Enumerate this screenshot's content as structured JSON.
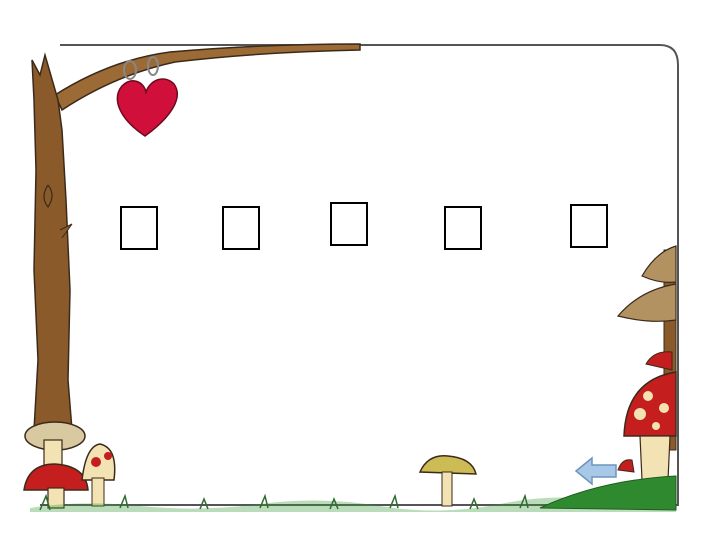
{
  "slide": {
    "placeholder_glyphs": [
      "□",
      "□",
      "□",
      "□",
      "□"
    ]
  },
  "navigation": {
    "back_icon": "left-arrow-icon"
  },
  "colors": {
    "frame_border": "#555555",
    "tree_trunk": "#8a5a2b",
    "heart": "#d0103a",
    "mushroom_red": "#c41e1e",
    "mushroom_stem": "#f3e2b3",
    "grass": "#2f8a2f",
    "arrow": "#a8c8e8"
  }
}
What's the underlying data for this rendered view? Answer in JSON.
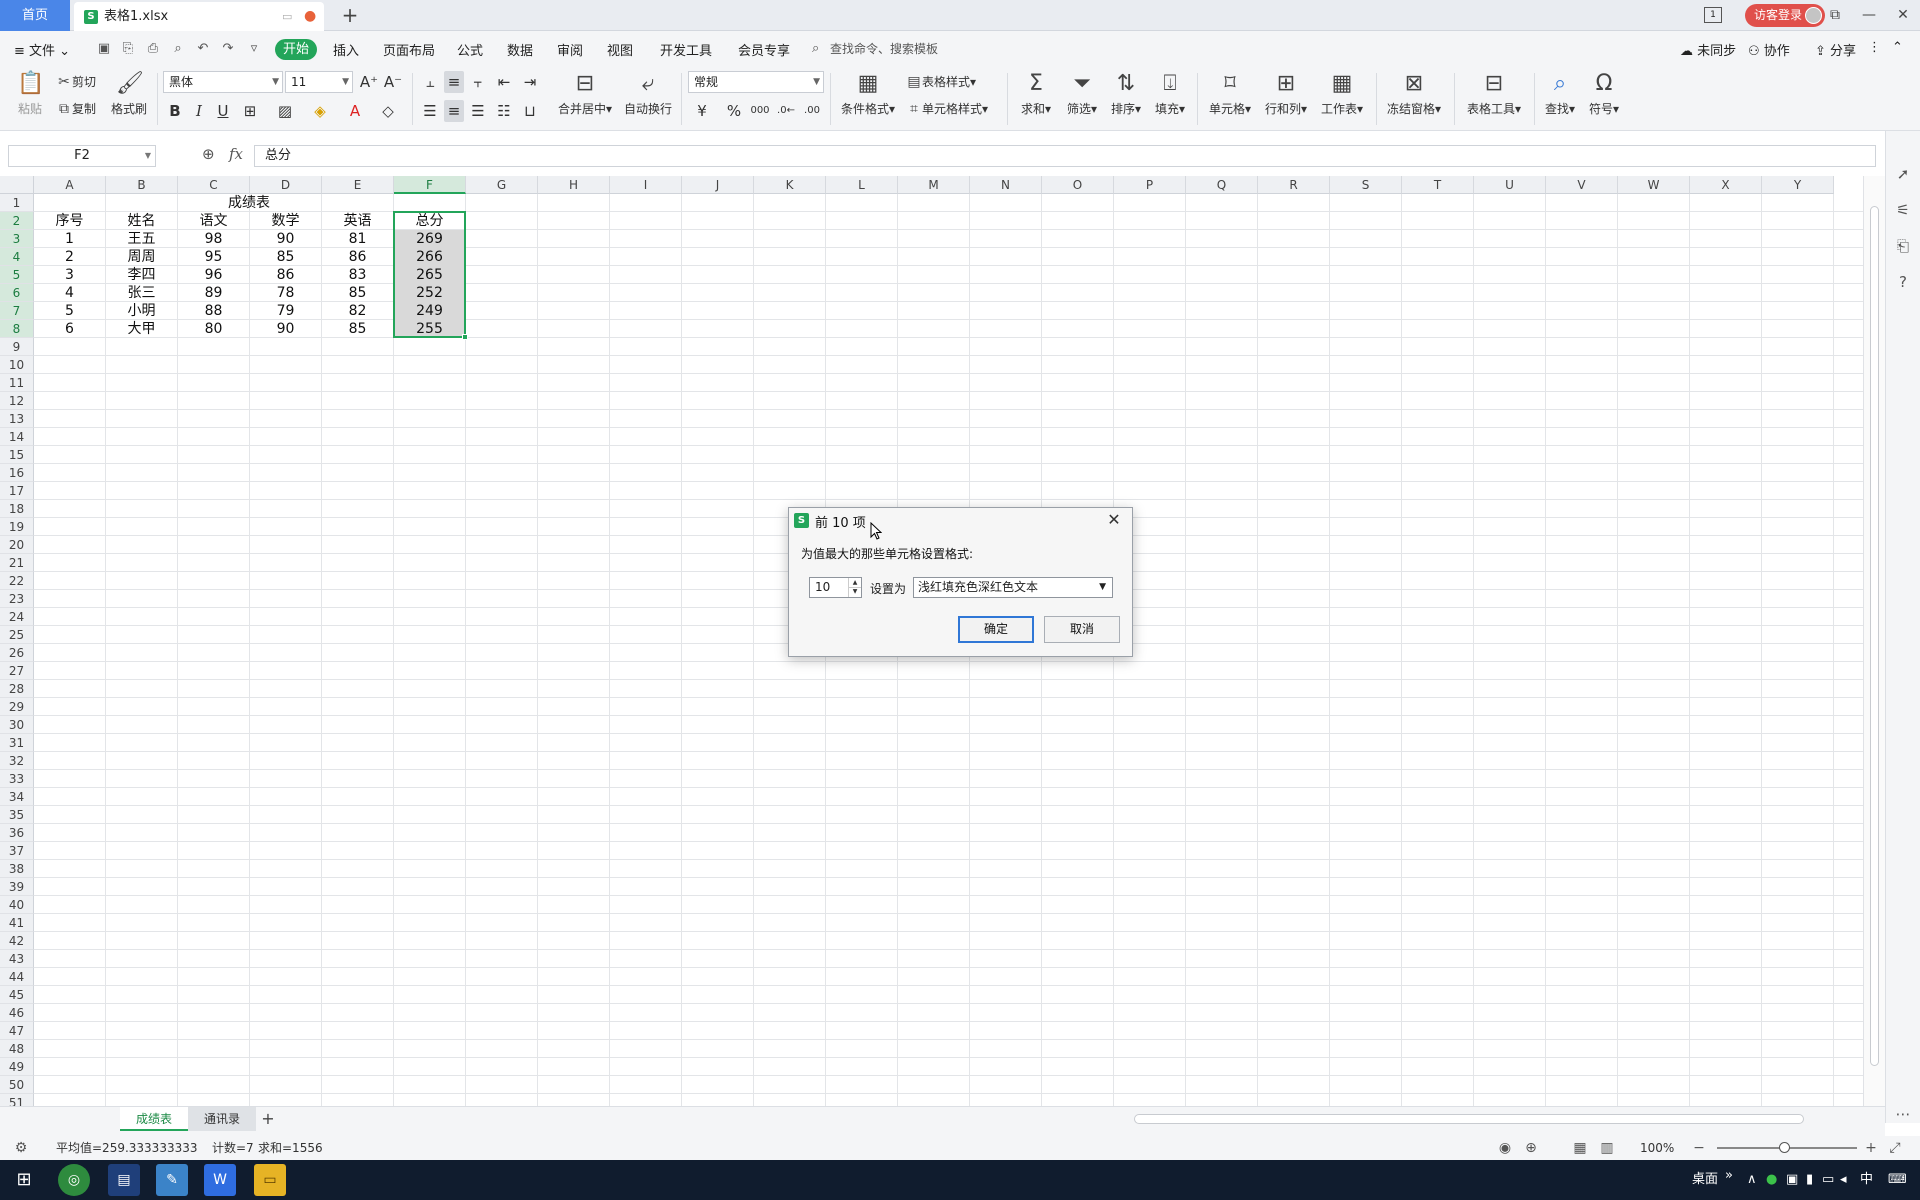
{
  "tabs": {
    "home": "首页",
    "file": "表格1.xlsx",
    "add": "+"
  },
  "window": {
    "login": "访客登录",
    "badge": "1"
  },
  "menu": {
    "file": "文件",
    "items": [
      "开始",
      "插入",
      "页面布局",
      "公式",
      "数据",
      "审阅",
      "视图",
      "开发工具",
      "会员专享"
    ],
    "search": "查找命令、搜索模板",
    "right": [
      "未同步",
      "协作",
      "分享"
    ]
  },
  "ribbon": {
    "paste": "粘贴",
    "cut": "剪切",
    "copy": "复制",
    "format_painter": "格式刷",
    "font": "黑体",
    "size": "11",
    "number_format": "常规",
    "merge": "合并居中",
    "wrap": "自动换行",
    "cond_format": "条件格式",
    "table_style": "表格样式",
    "cell_style": "单元格样式",
    "sum": "求和",
    "filter": "筛选",
    "sort": "排序",
    "fill": "填充",
    "cell": "单元格",
    "rowcol": "行和列",
    "worksheet": "工作表",
    "freeze": "冻结窗格",
    "table_tools": "表格工具",
    "find": "查找",
    "symbol": "符号"
  },
  "formula": {
    "name_box": "F2",
    "fx": "fx",
    "content": "总分"
  },
  "columns": [
    "A",
    "B",
    "C",
    "D",
    "E",
    "F",
    "G",
    "H",
    "I",
    "J",
    "K",
    "L",
    "M",
    "N",
    "O",
    "P",
    "Q",
    "R",
    "S",
    "T",
    "U",
    "V",
    "W",
    "X",
    "Y"
  ],
  "rows_count": 51,
  "table": {
    "title": "成绩表",
    "headers": [
      "序号",
      "姓名",
      "语文",
      "数学",
      "英语",
      "总分"
    ],
    "rows": [
      [
        "1",
        "王五",
        "98",
        "90",
        "81",
        "269"
      ],
      [
        "2",
        "周周",
        "95",
        "85",
        "86",
        "266"
      ],
      [
        "3",
        "李四",
        "96",
        "86",
        "83",
        "265"
      ],
      [
        "4",
        "张三",
        "89",
        "78",
        "85",
        "252"
      ],
      [
        "5",
        "小明",
        "88",
        "79",
        "82",
        "249"
      ],
      [
        "6",
        "大甲",
        "80",
        "90",
        "85",
        "255"
      ]
    ]
  },
  "sheets": [
    "成绩表",
    "通讯录"
  ],
  "status": {
    "average": "平均值=259.333333333",
    "count": "计数=7",
    "sum": "求和=1556",
    "zoom": "100%"
  },
  "taskbar": {
    "desktop": "桌面",
    "ime": "中",
    "arrow": "»"
  },
  "dialog": {
    "title": "前 10 项",
    "description": "为值最大的那些单元格设置格式:",
    "count_value": "10",
    "set_as": "设置为",
    "format_option": "浅红填充色深红色文本",
    "ok": "确定",
    "cancel": "取消"
  },
  "colors": {
    "accent": "#23a55a",
    "tab_home": "#4a86e8",
    "login": "#e0504b"
  }
}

+--

§ **The request**: Write the listing out a second time exactly, dropping all images.

§ **Solution to this problem**:
Enumerate this screenshot's content as structured JSON.
{
  "slide": {
    "placeholder_glyphs": [
      "□",
      "□",
      "□",
      "□",
      "□"
    ]
  },
  "navigation": {
    "back_icon": "left-arrow-icon"
  },
  "colors": {
    "frame_border": "#555555",
    "tree_trunk": "#8a5a2b",
    "heart": "#d0103a",
    "mushroom_red": "#c41e1e",
    "mushroom_stem": "#f3e2b3",
    "grass": "#2f8a2f",
    "arrow": "#a8c8e8"
  }
}
What's the underlying data for this rendered view? Answer in JSON.
{
  "tabs": {
    "home": "首页",
    "file": "表格1.xlsx",
    "add": "+"
  },
  "window": {
    "login": "访客登录",
    "badge": "1"
  },
  "menu": {
    "file": "文件",
    "items": [
      "开始",
      "插入",
      "页面布局",
      "公式",
      "数据",
      "审阅",
      "视图",
      "开发工具",
      "会员专享"
    ],
    "search": "查找命令、搜索模板",
    "right": [
      "未同步",
      "协作",
      "分享"
    ]
  },
  "ribbon": {
    "paste": "粘贴",
    "cut": "剪切",
    "copy": "复制",
    "format_painter": "格式刷",
    "font": "黑体",
    "size": "11",
    "number_format": "常规",
    "merge": "合并居中",
    "wrap": "自动换行",
    "cond_format": "条件格式",
    "table_style": "表格样式",
    "cell_style": "单元格样式",
    "sum": "求和",
    "filter": "筛选",
    "sort": "排序",
    "fill": "填充",
    "cell": "单元格",
    "rowcol": "行和列",
    "worksheet": "工作表",
    "freeze": "冻结窗格",
    "table_tools": "表格工具",
    "find": "查找",
    "symbol": "符号"
  },
  "formula": {
    "name_box": "F2",
    "fx": "fx",
    "content": "总分"
  },
  "columns": [
    "A",
    "B",
    "C",
    "D",
    "E",
    "F",
    "G",
    "H",
    "I",
    "J",
    "K",
    "L",
    "M",
    "N",
    "O",
    "P",
    "Q",
    "R",
    "S",
    "T",
    "U",
    "V",
    "W",
    "X",
    "Y"
  ],
  "rows_count": 51,
  "table": {
    "title": "成绩表",
    "headers": [
      "序号",
      "姓名",
      "语文",
      "数学",
      "英语",
      "总分"
    ],
    "rows": [
      [
        "1",
        "王五",
        "98",
        "90",
        "81",
        "269"
      ],
      [
        "2",
        "周周",
        "95",
        "85",
        "86",
        "266"
      ],
      [
        "3",
        "李四",
        "96",
        "86",
        "83",
        "265"
      ],
      [
        "4",
        "张三",
        "89",
        "78",
        "85",
        "252"
      ],
      [
        "5",
        "小明",
        "88",
        "79",
        "82",
        "249"
      ],
      [
        "6",
        "大甲",
        "80",
        "90",
        "85",
        "255"
      ]
    ]
  },
  "sheets": [
    "成绩表",
    "通讯录"
  ],
  "status": {
    "average": "平均值=259.333333333",
    "count": "计数=7",
    "sum": "求和=1556",
    "zoom": "100%"
  },
  "taskbar": {
    "desktop": "桌面",
    "ime": "中",
    "arrow": "»"
  },
  "dialog": {
    "title": "前 10 项",
    "description": "为值最大的那些单元格设置格式:",
    "count_value": "10",
    "set_as": "设置为",
    "format_option": "浅红填充色深红色文本",
    "ok": "确定",
    "cancel": "取消"
  },
  "colors": {
    "accent": "#23a55a",
    "tab_home": "#4a86e8",
    "login": "#e0504b"
  }
}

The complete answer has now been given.